> [Short problem] Repeat, exactly and in full, the lines of the listing below, but without any pictures.

> [Recorded data]
______________________________
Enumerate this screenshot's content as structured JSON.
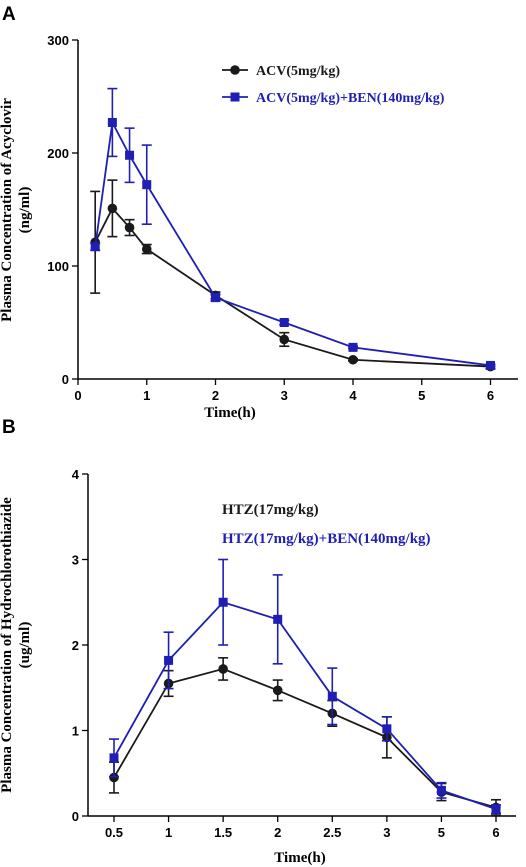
{
  "panels": [
    {
      "letter": "A",
      "chart_data": {
        "type": "line",
        "title": "",
        "xlabel": "Time(h)",
        "ylabel_lines": [
          "Plasma Concentration of Acyclovir",
          "(ng/ml)"
        ],
        "xlim": [
          0,
          6.4
        ],
        "ylim": [
          0,
          300
        ],
        "xticks": [
          0,
          1,
          2,
          3,
          4,
          5,
          6
        ],
        "xtick_labels": [
          "0",
          "1",
          "2",
          "3",
          "4",
          "5",
          "6"
        ],
        "yticks": [
          0,
          100,
          200,
          300
        ],
        "ytick_labels": [
          "0",
          "100",
          "200",
          "300"
        ],
        "grid": false,
        "legend": "top-right",
        "series": [
          {
            "name": "ACV(5mg/kg)",
            "color": "#1a1a1a",
            "marker": "circle",
            "x": [
              0.25,
              0.5,
              0.75,
              1,
              2,
              3,
              4,
              6
            ],
            "y": [
              121,
              151,
              134,
              115,
              74,
              35,
              17,
              11
            ],
            "err": [
              45,
              25,
              7,
              4,
              3,
              6,
              1,
              2
            ]
          },
          {
            "name": "ACV(5mg/kg)+BEN(140mg/kg)",
            "color": "#1f1fb4",
            "marker": "square",
            "x": [
              0.25,
              0.5,
              0.75,
              1,
              2,
              3,
              4,
              6
            ],
            "y": [
              117,
              227,
              198,
              172,
              72,
              50,
              28,
              12
            ],
            "err": [
              3,
              30,
              24,
              35,
              3,
              2,
              1,
              1
            ]
          }
        ]
      }
    },
    {
      "letter": "B",
      "chart_data": {
        "type": "line",
        "title": "",
        "xlabel": "Time(h)",
        "ylabel_lines": [
          "Plasma Concentration of Hydrochlorothiazide",
          "(ug/ml)"
        ],
        "ylim": [
          0,
          4
        ],
        "categories": [
          "0.5",
          "1",
          "1.5",
          "2",
          "2.5",
          "3",
          "5",
          "6"
        ],
        "yticks": [
          0,
          1,
          2,
          3,
          4
        ],
        "ytick_labels": [
          "0",
          "1",
          "2",
          "3",
          "4"
        ],
        "grid": false,
        "legend": "top-right",
        "series": [
          {
            "name": "HTZ(17mg/kg)",
            "color": "#1a1a1a",
            "marker": "circle",
            "y": [
              0.45,
              1.55,
              1.72,
              1.47,
              1.2,
              0.92,
              0.28,
              0.1
            ],
            "err": [
              0.18,
              0.15,
              0.13,
              0.12,
              0.15,
              0.24,
              0.1,
              0.09
            ]
          },
          {
            "name": "HTZ(17mg/kg)+BEN(140mg/kg)",
            "color": "#1f1fb4",
            "marker": "square",
            "y": [
              0.68,
              1.82,
              2.5,
              2.3,
              1.4,
              1.02,
              0.3,
              0.08
            ],
            "err": [
              0.22,
              0.33,
              0.5,
              0.52,
              0.33,
              0.14,
              0.09,
              0.05
            ]
          }
        ]
      }
    }
  ]
}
______________________________
> [The answer]
Enumerate this screenshot's content as structured JSON.
{
  "panels": [
    {
      "letter": "A",
      "chart_data": {
        "type": "line",
        "title": "",
        "xlabel": "Time(h)",
        "ylabel_lines": [
          "Plasma Concentration of Acyclovir",
          "(ng/ml)"
        ],
        "xlim": [
          0,
          6.4
        ],
        "ylim": [
          0,
          300
        ],
        "xticks": [
          0,
          1,
          2,
          3,
          4,
          5,
          6
        ],
        "xtick_labels": [
          "0",
          "1",
          "2",
          "3",
          "4",
          "5",
          "6"
        ],
        "yticks": [
          0,
          100,
          200,
          300
        ],
        "ytick_labels": [
          "0",
          "100",
          "200",
          "300"
        ],
        "grid": false,
        "legend": "top-right",
        "series": [
          {
            "name": "ACV(5mg/kg)",
            "color": "#1a1a1a",
            "marker": "circle",
            "x": [
              0.25,
              0.5,
              0.75,
              1,
              2,
              3,
              4,
              6
            ],
            "y": [
              121,
              151,
              134,
              115,
              74,
              35,
              17,
              11
            ],
            "err": [
              45,
              25,
              7,
              4,
              3,
              6,
              1,
              2
            ]
          },
          {
            "name": "ACV(5mg/kg)+BEN(140mg/kg)",
            "color": "#1f1fb4",
            "marker": "square",
            "x": [
              0.25,
              0.5,
              0.75,
              1,
              2,
              3,
              4,
              6
            ],
            "y": [
              117,
              227,
              198,
              172,
              72,
              50,
              28,
              12
            ],
            "err": [
              3,
              30,
              24,
              35,
              3,
              2,
              1,
              1
            ]
          }
        ]
      }
    },
    {
      "letter": "B",
      "chart_data": {
        "type": "line",
        "title": "",
        "xlabel": "Time(h)",
        "ylabel_lines": [
          "Plasma Concentration of Hydrochlorothiazide",
          "(ug/ml)"
        ],
        "ylim": [
          0,
          4
        ],
        "categories": [
          "0.5",
          "1",
          "1.5",
          "2",
          "2.5",
          "3",
          "5",
          "6"
        ],
        "yticks": [
          0,
          1,
          2,
          3,
          4
        ],
        "ytick_labels": [
          "0",
          "1",
          "2",
          "3",
          "4"
        ],
        "grid": false,
        "legend": "top-right",
        "series": [
          {
            "name": "HTZ(17mg/kg)",
            "color": "#1a1a1a",
            "marker": "circle",
            "y": [
              0.45,
              1.55,
              1.72,
              1.47,
              1.2,
              0.92,
              0.28,
              0.1
            ],
            "err": [
              0.18,
              0.15,
              0.13,
              0.12,
              0.15,
              0.24,
              0.1,
              0.09
            ]
          },
          {
            "name": "HTZ(17mg/kg)+BEN(140mg/kg)",
            "color": "#1f1fb4",
            "marker": "square",
            "y": [
              0.68,
              1.82,
              2.5,
              2.3,
              1.4,
              1.02,
              0.3,
              0.08
            ],
            "err": [
              0.22,
              0.33,
              0.5,
              0.52,
              0.33,
              0.14,
              0.09,
              0.05
            ]
          }
        ]
      }
    }
  ]
}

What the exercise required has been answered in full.